# ENTRIES SUPPLIED:
----

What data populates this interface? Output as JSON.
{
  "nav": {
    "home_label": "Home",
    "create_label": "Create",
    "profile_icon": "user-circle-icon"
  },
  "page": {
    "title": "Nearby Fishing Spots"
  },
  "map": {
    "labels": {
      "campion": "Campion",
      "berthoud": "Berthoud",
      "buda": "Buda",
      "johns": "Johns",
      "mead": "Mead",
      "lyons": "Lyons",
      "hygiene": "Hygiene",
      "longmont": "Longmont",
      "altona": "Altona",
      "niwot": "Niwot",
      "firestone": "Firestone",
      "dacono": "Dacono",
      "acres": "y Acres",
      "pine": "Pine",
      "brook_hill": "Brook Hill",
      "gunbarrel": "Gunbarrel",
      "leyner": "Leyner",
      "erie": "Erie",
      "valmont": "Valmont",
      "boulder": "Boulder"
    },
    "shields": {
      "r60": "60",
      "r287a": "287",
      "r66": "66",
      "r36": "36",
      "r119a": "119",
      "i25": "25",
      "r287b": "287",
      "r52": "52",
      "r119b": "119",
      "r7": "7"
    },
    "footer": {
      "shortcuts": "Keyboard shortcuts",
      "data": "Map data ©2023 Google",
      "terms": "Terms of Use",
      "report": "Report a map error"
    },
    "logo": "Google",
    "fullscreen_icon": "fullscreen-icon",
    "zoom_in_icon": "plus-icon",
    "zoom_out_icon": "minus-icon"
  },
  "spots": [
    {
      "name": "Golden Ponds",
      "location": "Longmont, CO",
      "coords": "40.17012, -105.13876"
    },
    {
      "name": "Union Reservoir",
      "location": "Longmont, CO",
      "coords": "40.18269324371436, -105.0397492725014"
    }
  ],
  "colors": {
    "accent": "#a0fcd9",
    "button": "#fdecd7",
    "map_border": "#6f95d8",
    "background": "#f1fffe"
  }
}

----

# WRITTEN EXERCISE:
Every line of the data above should be reproduced word for word.

# ANSWER TO THIS TASK:
What data populates this interface? Output as JSON.
{
  "nav": {
    "home_label": "Home",
    "create_label": "Create",
    "profile_icon": "user-circle-icon"
  },
  "page": {
    "title": "Nearby Fishing Spots"
  },
  "map": {
    "labels": {
      "campion": "Campion",
      "berthoud": "Berthoud",
      "buda": "Buda",
      "johns": "Johns",
      "mead": "Mead",
      "lyons": "Lyons",
      "hygiene": "Hygiene",
      "longmont": "Longmont",
      "altona": "Altona",
      "niwot": "Niwot",
      "firestone": "Firestone",
      "dacono": "Dacono",
      "acres": "y Acres",
      "pine": "Pine",
      "brook_hill": "Brook Hill",
      "gunbarrel": "Gunbarrel",
      "leyner": "Leyner",
      "erie": "Erie",
      "valmont": "Valmont",
      "boulder": "Boulder"
    },
    "shields": {
      "r60": "60",
      "r287a": "287",
      "r66": "66",
      "r36": "36",
      "r119a": "119",
      "i25": "25",
      "r287b": "287",
      "r52": "52",
      "r119b": "119",
      "r7": "7"
    },
    "footer": {
      "shortcuts": "Keyboard shortcuts",
      "data": "Map data ©2023 Google",
      "terms": "Terms of Use",
      "report": "Report a map error"
    },
    "logo": "Google",
    "fullscreen_icon": "fullscreen-icon",
    "zoom_in_icon": "plus-icon",
    "zoom_out_icon": "minus-icon"
  },
  "spots": [
    {
      "name": "Golden Ponds",
      "location": "Longmont, CO",
      "coords": "40.17012, -105.13876"
    },
    {
      "name": "Union Reservoir",
      "location": "Longmont, CO",
      "coords": "40.18269324371436, -105.0397492725014"
    }
  ],
  "colors": {
    "accent": "#a0fcd9",
    "button": "#fdecd7",
    "map_border": "#6f95d8",
    "background": "#f1fffe"
  }
}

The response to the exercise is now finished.